— Problem description —
Print every entry word for word, but omit the pictures.

— Records for this task —
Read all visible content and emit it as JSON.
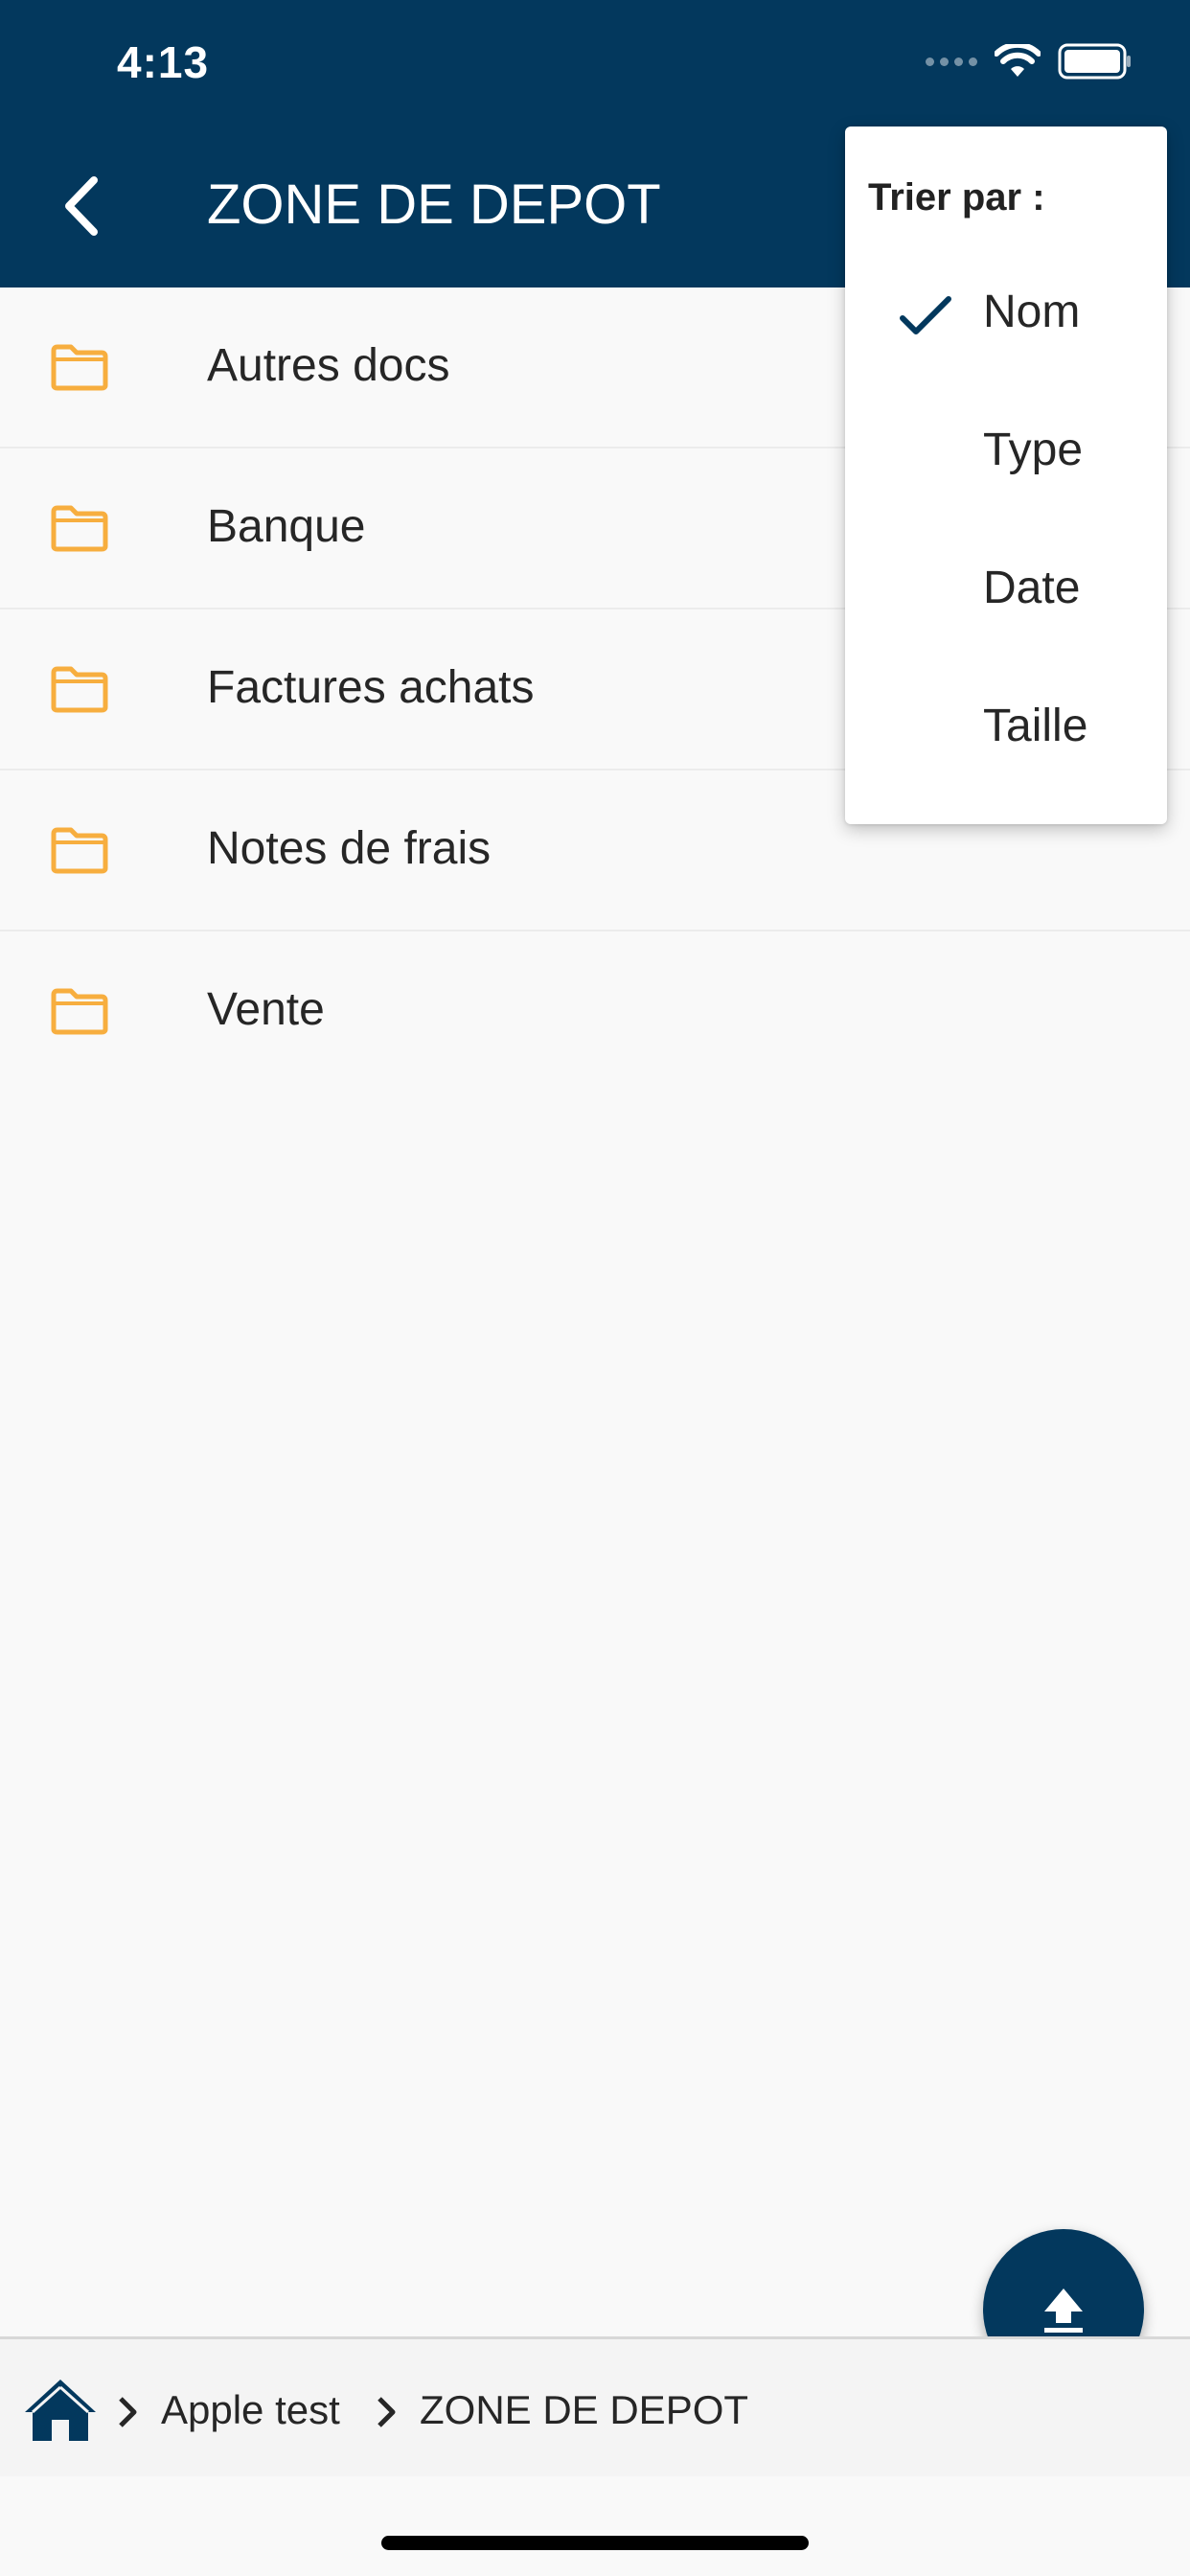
{
  "status_bar": {
    "time": "4:13"
  },
  "header": {
    "title": "ZONE DE DEPOT"
  },
  "folders": [
    {
      "name": "Autres docs"
    },
    {
      "name": "Banque"
    },
    {
      "name": "Factures achats"
    },
    {
      "name": "Notes de frais"
    },
    {
      "name": "Vente"
    }
  ],
  "sort_menu": {
    "title": "Trier par :",
    "options": [
      {
        "label": "Nom",
        "selected": true
      },
      {
        "label": "Type",
        "selected": false
      },
      {
        "label": "Date",
        "selected": false
      },
      {
        "label": "Taille",
        "selected": false
      }
    ]
  },
  "breadcrumb": {
    "items": [
      {
        "label": "Apple test"
      },
      {
        "label": "ZONE DE DEPOT"
      }
    ]
  },
  "colors": {
    "primary": "#03385d",
    "folder": "#f7ae3f",
    "background": "#f9f9f9"
  },
  "icons": {
    "back": "chevron-left-icon",
    "folder": "folder-icon",
    "check": "check-icon",
    "upload": "upload-icon",
    "home": "home-icon",
    "separator": "chevron-right-icon"
  }
}
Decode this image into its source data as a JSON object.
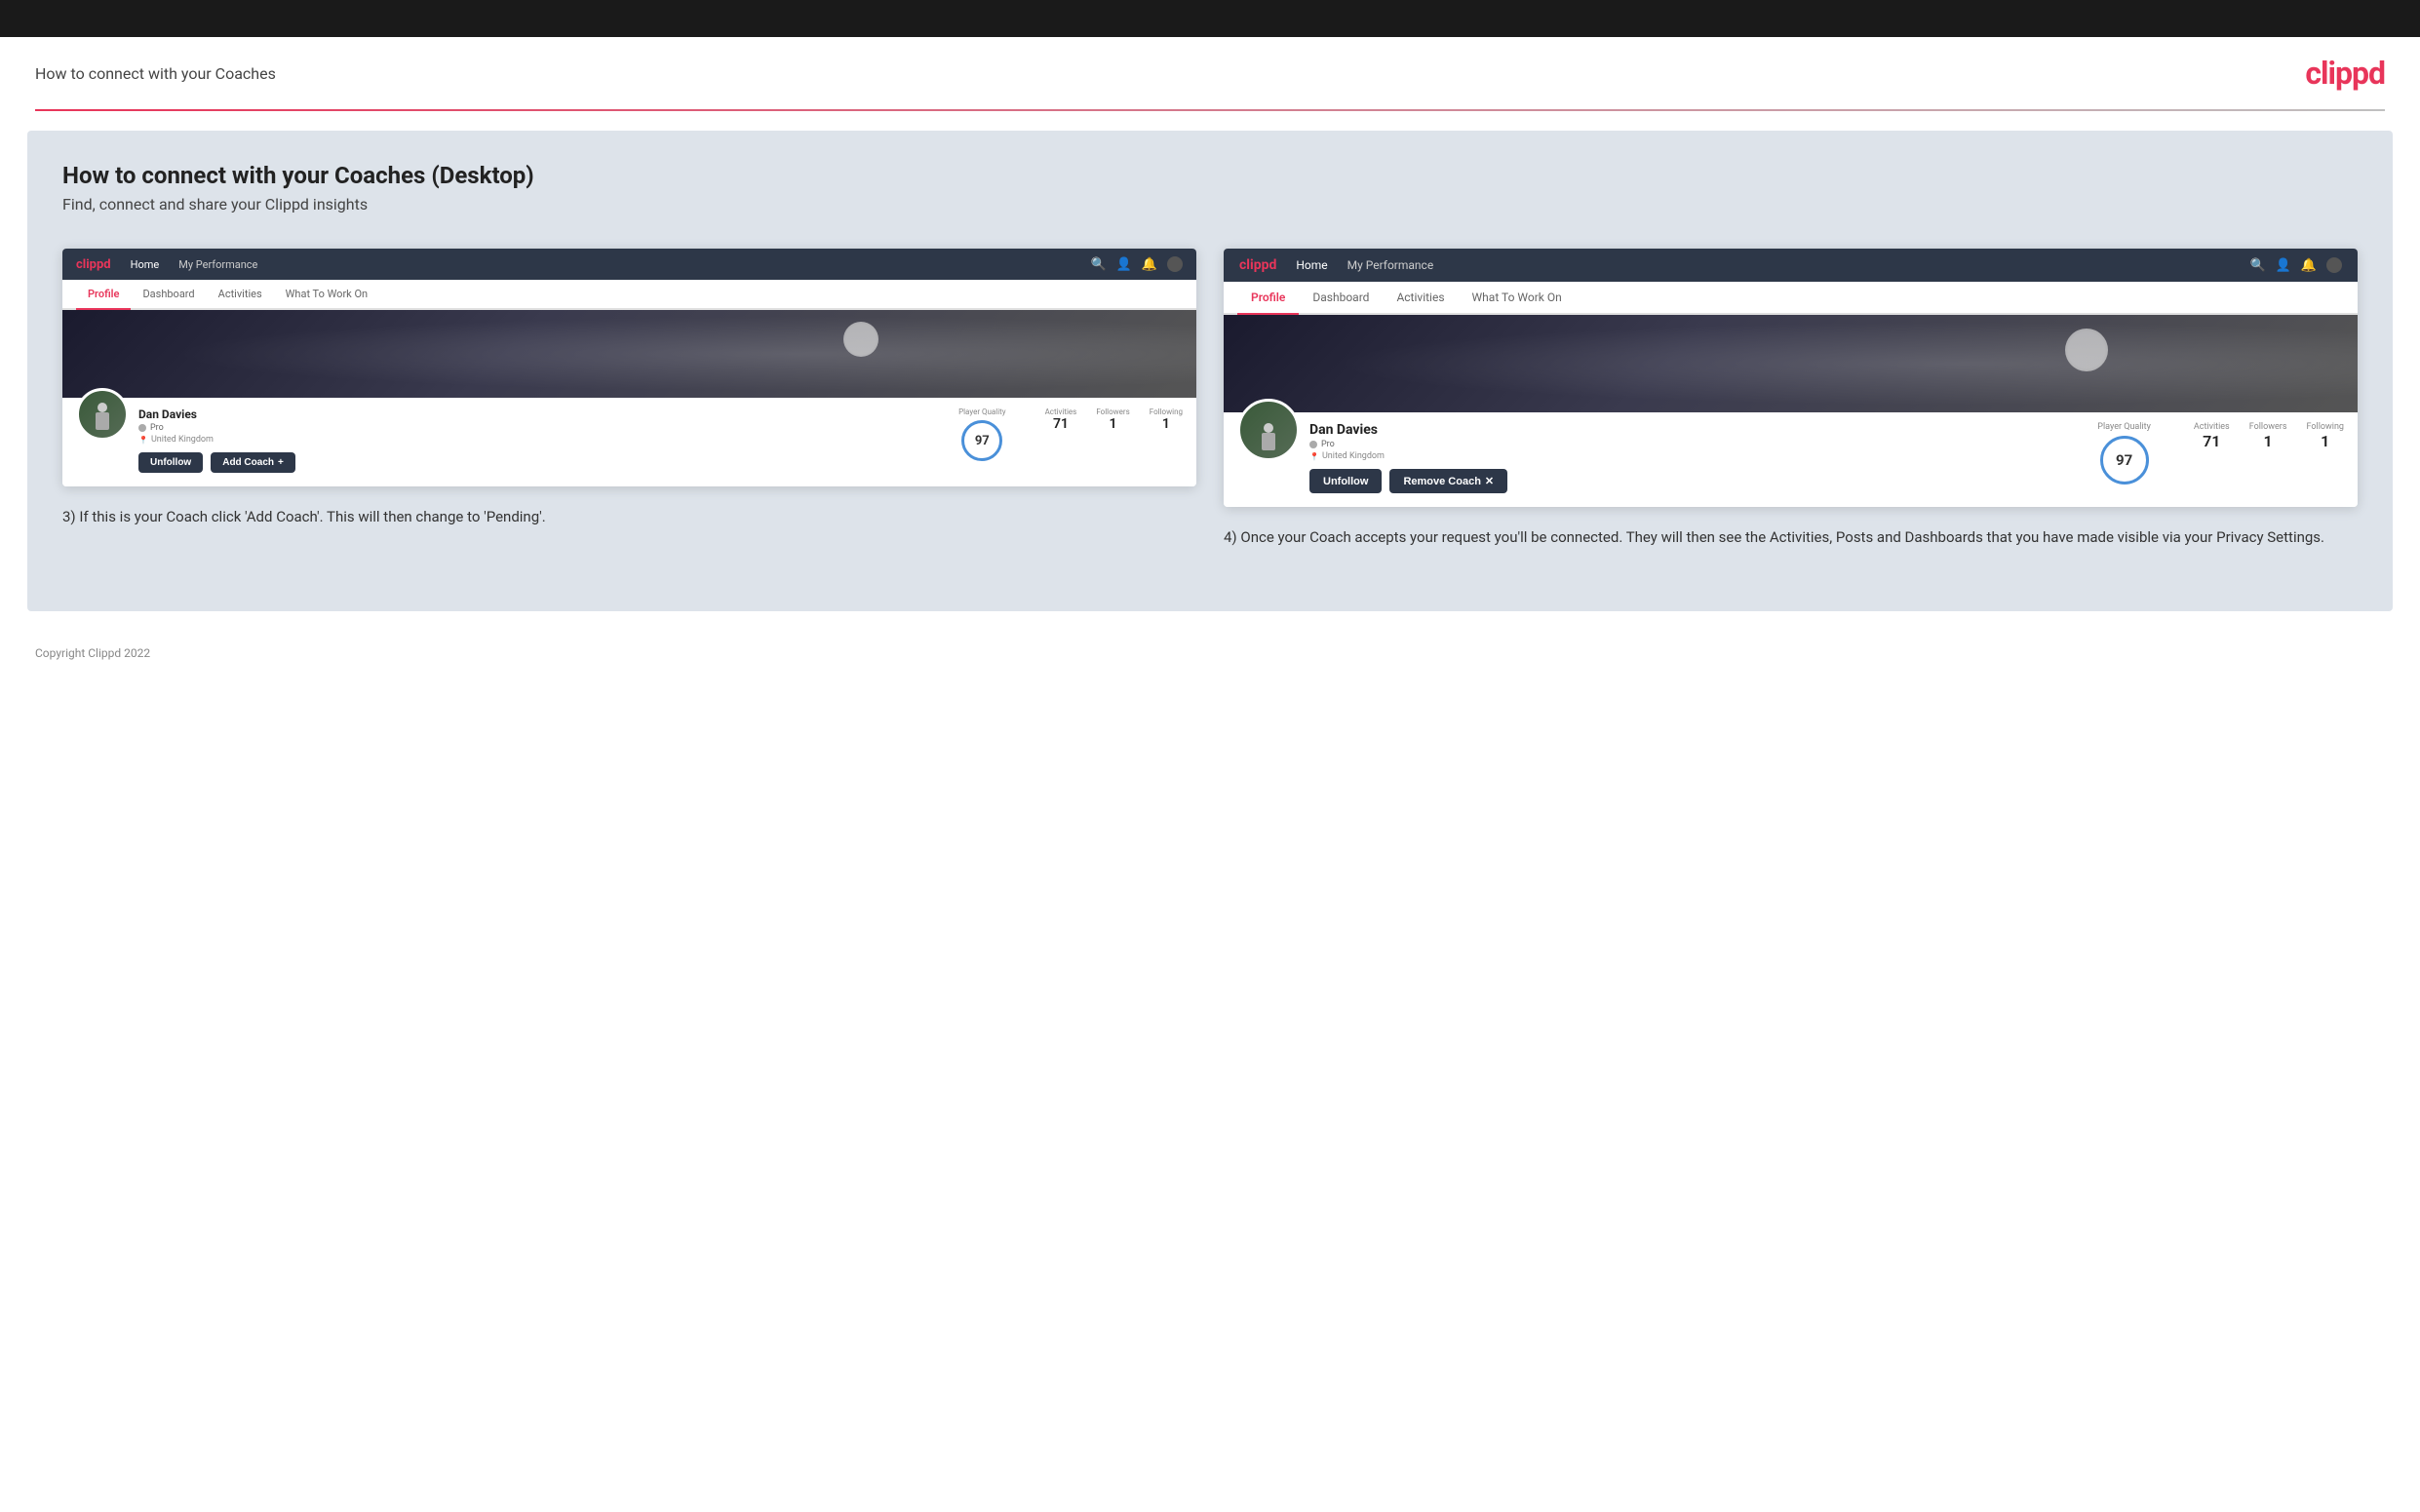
{
  "top_bar": {},
  "header": {
    "title": "How to connect with your Coaches",
    "logo": "clippd"
  },
  "page": {
    "heading": "How to connect with your Coaches (Desktop)",
    "subheading": "Find, connect and share your Clippd insights"
  },
  "left_screenshot": {
    "nav": {
      "logo": "clippd",
      "items": [
        "Home",
        "My Performance"
      ],
      "icons": [
        "search",
        "user",
        "bell",
        "avatar"
      ]
    },
    "tabs": [
      "Profile",
      "Dashboard",
      "Activities",
      "What To Work On"
    ],
    "active_tab": "Profile",
    "profile": {
      "name": "Dan Davies",
      "badge": "Pro",
      "location": "United Kingdom",
      "player_quality_label": "Player Quality",
      "player_quality_value": "97",
      "stats": [
        {
          "label": "Activities",
          "value": "71"
        },
        {
          "label": "Followers",
          "value": "1"
        },
        {
          "label": "Following",
          "value": "1"
        }
      ],
      "buttons": [
        "Unfollow",
        "Add Coach"
      ]
    }
  },
  "right_screenshot": {
    "nav": {
      "logo": "clippd",
      "items": [
        "Home",
        "My Performance"
      ],
      "icons": [
        "search",
        "user",
        "bell",
        "avatar"
      ]
    },
    "tabs": [
      "Profile",
      "Dashboard",
      "Activities",
      "What To Work On"
    ],
    "active_tab": "Profile",
    "profile": {
      "name": "Dan Davies",
      "badge": "Pro",
      "location": "United Kingdom",
      "player_quality_label": "Player Quality",
      "player_quality_value": "97",
      "stats": [
        {
          "label": "Activities",
          "value": "71"
        },
        {
          "label": "Followers",
          "value": "1"
        },
        {
          "label": "Following",
          "value": "1"
        }
      ],
      "buttons": [
        "Unfollow",
        "Remove Coach"
      ]
    }
  },
  "left_description": "3) If this is your Coach click 'Add Coach'. This will then change to 'Pending'.",
  "right_description": "4) Once your Coach accepts your request you'll be connected. They will then see the Activities, Posts and Dashboards that you have made visible via your Privacy Settings.",
  "footer": "Copyright Clippd 2022"
}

— Response to this task —
Read all visible content and emit it as JSON.
{
  "status_bar": {
    "time": "4:13"
  },
  "header": {
    "title": "ZONE DE DEPOT"
  },
  "folders": [
    {
      "name": "Autres docs"
    },
    {
      "name": "Banque"
    },
    {
      "name": "Factures achats"
    },
    {
      "name": "Notes de frais"
    },
    {
      "name": "Vente"
    }
  ],
  "sort_menu": {
    "title": "Trier par :",
    "options": [
      {
        "label": "Nom",
        "selected": true
      },
      {
        "label": "Type",
        "selected": false
      },
      {
        "label": "Date",
        "selected": false
      },
      {
        "label": "Taille",
        "selected": false
      }
    ]
  },
  "breadcrumb": {
    "items": [
      {
        "label": "Apple test"
      },
      {
        "label": "ZONE DE DEPOT"
      }
    ]
  },
  "colors": {
    "primary": "#03385d",
    "folder": "#f7ae3f",
    "background": "#f9f9f9"
  },
  "icons": {
    "back": "chevron-left-icon",
    "folder": "folder-icon",
    "check": "check-icon",
    "upload": "upload-icon",
    "home": "home-icon",
    "separator": "chevron-right-icon"
  }
}
Decode this image into its source data as a JSON object.
{
  "top_bar": {},
  "header": {
    "title": "How to connect with your Coaches",
    "logo": "clippd"
  },
  "page": {
    "heading": "How to connect with your Coaches (Desktop)",
    "subheading": "Find, connect and share your Clippd insights"
  },
  "left_screenshot": {
    "nav": {
      "logo": "clippd",
      "items": [
        "Home",
        "My Performance"
      ],
      "icons": [
        "search",
        "user",
        "bell",
        "avatar"
      ]
    },
    "tabs": [
      "Profile",
      "Dashboard",
      "Activities",
      "What To Work On"
    ],
    "active_tab": "Profile",
    "profile": {
      "name": "Dan Davies",
      "badge": "Pro",
      "location": "United Kingdom",
      "player_quality_label": "Player Quality",
      "player_quality_value": "97",
      "stats": [
        {
          "label": "Activities",
          "value": "71"
        },
        {
          "label": "Followers",
          "value": "1"
        },
        {
          "label": "Following",
          "value": "1"
        }
      ],
      "buttons": [
        "Unfollow",
        "Add Coach"
      ]
    }
  },
  "right_screenshot": {
    "nav": {
      "logo": "clippd",
      "items": [
        "Home",
        "My Performance"
      ],
      "icons": [
        "search",
        "user",
        "bell",
        "avatar"
      ]
    },
    "tabs": [
      "Profile",
      "Dashboard",
      "Activities",
      "What To Work On"
    ],
    "active_tab": "Profile",
    "profile": {
      "name": "Dan Davies",
      "badge": "Pro",
      "location": "United Kingdom",
      "player_quality_label": "Player Quality",
      "player_quality_value": "97",
      "stats": [
        {
          "label": "Activities",
          "value": "71"
        },
        {
          "label": "Followers",
          "value": "1"
        },
        {
          "label": "Following",
          "value": "1"
        }
      ],
      "buttons": [
        "Unfollow",
        "Remove Coach"
      ]
    }
  },
  "left_description": "3) If this is your Coach click 'Add Coach'. This will then change to 'Pending'.",
  "right_description": "4) Once your Coach accepts your request you'll be connected. They will then see the Activities, Posts and Dashboards that you have made visible via your Privacy Settings.",
  "footer": "Copyright Clippd 2022"
}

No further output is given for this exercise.